• **Goal of the exercise**
Copy the data exactly; pictures stay out of the copy.

• **The data**
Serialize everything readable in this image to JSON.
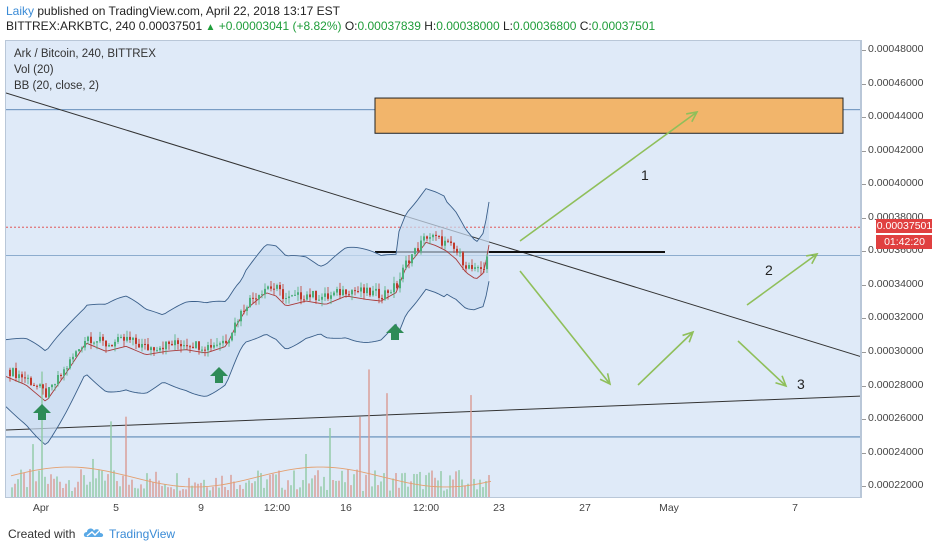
{
  "header": {
    "author": "Laiky",
    "published_text": "published on TradingView.com, April 22, 2018 13:17 EST",
    "symbol_line": "BITTREX:ARKBTC, 240",
    "last": "0.00037501",
    "change": "+0.00003041 (+8.82%)",
    "o_label": "O:",
    "o_value": "0.00037839",
    "h_label": "H:",
    "h_value": "0.00038000",
    "l_label": "L:",
    "l_value": "0.00036800",
    "c_label": "C:",
    "c_value": "0.00037501"
  },
  "legend": {
    "title": "Ark / Bitcoin, 240, BITTREX",
    "vol": "Vol (20)",
    "bb": "BB (20, close, 2)"
  },
  "yaxis": {
    "labels": [
      "0.00048000",
      "0.00046000",
      "0.00044000",
      "0.00042000",
      "0.00040000",
      "0.00038000",
      "0.00036000",
      "0.00034000",
      "0.00032000",
      "0.00030000",
      "0.00028000",
      "0.00026000",
      "0.00024000",
      "0.00022000"
    ],
    "price_tag": "0.00037501",
    "time_tag": "01:42:20"
  },
  "xaxis": {
    "labels": [
      "Apr",
      "5",
      "9",
      "12:00",
      "16",
      "12:00",
      "23",
      "27",
      "May",
      "7"
    ]
  },
  "annotations": {
    "a1": "1",
    "a2": "2",
    "a3": "3"
  },
  "footer": {
    "created_with": "Created with",
    "brand": "TradingView"
  },
  "colors": {
    "chart_bg": "#dfeaf8",
    "candle_up": "#4caf7a",
    "candle_down": "#c0392b",
    "bb_band": "#3a5f8a",
    "bb_basis": "#a83a3a",
    "arrow_green": "#8fbf5a",
    "up_marker": "#2e8b57",
    "target_box": "#f2b56b",
    "price_tag": "#e04040"
  },
  "chart_data": {
    "type": "candlestick",
    "title": "Ark / Bitcoin, 240, BITTREX",
    "ylim": [
      0.000213,
      0.000486
    ],
    "levels": {
      "last": 0.00037501,
      "support_top": 0.000445,
      "support_bottom": 0.00025,
      "target_low": 0.000431,
      "target_high": 0.000452,
      "breakout": 0.000358
    },
    "price_path_anchors": [
      [
        0,
        0.00029
      ],
      [
        20,
        0.000285
      ],
      [
        40,
        0.000275
      ],
      [
        60,
        0.000292
      ],
      [
        80,
        0.00031
      ],
      [
        100,
        0.000305
      ],
      [
        120,
        0.000308
      ],
      [
        140,
        0.000303
      ],
      [
        160,
        0.000305
      ],
      [
        180,
        0.000306
      ],
      [
        200,
        0.000304
      ],
      [
        220,
        0.000308
      ],
      [
        230,
        0.00032
      ],
      [
        240,
        0.00033
      ],
      [
        250,
        0.000335
      ],
      [
        260,
        0.00034
      ],
      [
        270,
        0.000338
      ],
      [
        280,
        0.000332
      ],
      [
        300,
        0.000335
      ],
      [
        320,
        0.000333
      ],
      [
        340,
        0.000338
      ],
      [
        360,
        0.000336
      ],
      [
        375,
        0.000335
      ],
      [
        390,
        0.00034
      ],
      [
        400,
        0.000355
      ],
      [
        410,
        0.000362
      ],
      [
        420,
        0.00037
      ],
      [
        430,
        0.000368
      ],
      [
        440,
        0.000365
      ],
      [
        450,
        0.00036
      ],
      [
        460,
        0.000352
      ],
      [
        470,
        0.000348
      ],
      [
        478,
        0.000352
      ],
      [
        485,
        0.000375
      ]
    ]
  }
}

• **Answer for this exercise**
Serialize everything readable in this image to JSON.
{
  "header": {
    "author": "Laiky",
    "published_text": "published on TradingView.com, April 22, 2018 13:17 EST",
    "symbol_line": "BITTREX:ARKBTC, 240",
    "last": "0.00037501",
    "change": "+0.00003041 (+8.82%)",
    "o_label": "O:",
    "o_value": "0.00037839",
    "h_label": "H:",
    "h_value": "0.00038000",
    "l_label": "L:",
    "l_value": "0.00036800",
    "c_label": "C:",
    "c_value": "0.00037501"
  },
  "legend": {
    "title": "Ark / Bitcoin, 240, BITTREX",
    "vol": "Vol (20)",
    "bb": "BB (20, close, 2)"
  },
  "yaxis": {
    "labels": [
      "0.00048000",
      "0.00046000",
      "0.00044000",
      "0.00042000",
      "0.00040000",
      "0.00038000",
      "0.00036000",
      "0.00034000",
      "0.00032000",
      "0.00030000",
      "0.00028000",
      "0.00026000",
      "0.00024000",
      "0.00022000"
    ],
    "price_tag": "0.00037501",
    "time_tag": "01:42:20"
  },
  "xaxis": {
    "labels": [
      "Apr",
      "5",
      "9",
      "12:00",
      "16",
      "12:00",
      "23",
      "27",
      "May",
      "7"
    ]
  },
  "annotations": {
    "a1": "1",
    "a2": "2",
    "a3": "3"
  },
  "footer": {
    "created_with": "Created with",
    "brand": "TradingView"
  },
  "colors": {
    "chart_bg": "#dfeaf8",
    "candle_up": "#4caf7a",
    "candle_down": "#c0392b",
    "bb_band": "#3a5f8a",
    "bb_basis": "#a83a3a",
    "arrow_green": "#8fbf5a",
    "up_marker": "#2e8b57",
    "target_box": "#f2b56b",
    "price_tag": "#e04040"
  },
  "chart_data": {
    "type": "candlestick",
    "title": "Ark / Bitcoin, 240, BITTREX",
    "ylim": [
      0.000213,
      0.000486
    ],
    "levels": {
      "last": 0.00037501,
      "support_top": 0.000445,
      "support_bottom": 0.00025,
      "target_low": 0.000431,
      "target_high": 0.000452,
      "breakout": 0.000358
    },
    "price_path_anchors": [
      [
        0,
        0.00029
      ],
      [
        20,
        0.000285
      ],
      [
        40,
        0.000275
      ],
      [
        60,
        0.000292
      ],
      [
        80,
        0.00031
      ],
      [
        100,
        0.000305
      ],
      [
        120,
        0.000308
      ],
      [
        140,
        0.000303
      ],
      [
        160,
        0.000305
      ],
      [
        180,
        0.000306
      ],
      [
        200,
        0.000304
      ],
      [
        220,
        0.000308
      ],
      [
        230,
        0.00032
      ],
      [
        240,
        0.00033
      ],
      [
        250,
        0.000335
      ],
      [
        260,
        0.00034
      ],
      [
        270,
        0.000338
      ],
      [
        280,
        0.000332
      ],
      [
        300,
        0.000335
      ],
      [
        320,
        0.000333
      ],
      [
        340,
        0.000338
      ],
      [
        360,
        0.000336
      ],
      [
        375,
        0.000335
      ],
      [
        390,
        0.00034
      ],
      [
        400,
        0.000355
      ],
      [
        410,
        0.000362
      ],
      [
        420,
        0.00037
      ],
      [
        430,
        0.000368
      ],
      [
        440,
        0.000365
      ],
      [
        450,
        0.00036
      ],
      [
        460,
        0.000352
      ],
      [
        470,
        0.000348
      ],
      [
        478,
        0.000352
      ],
      [
        485,
        0.000375
      ]
    ]
  }
}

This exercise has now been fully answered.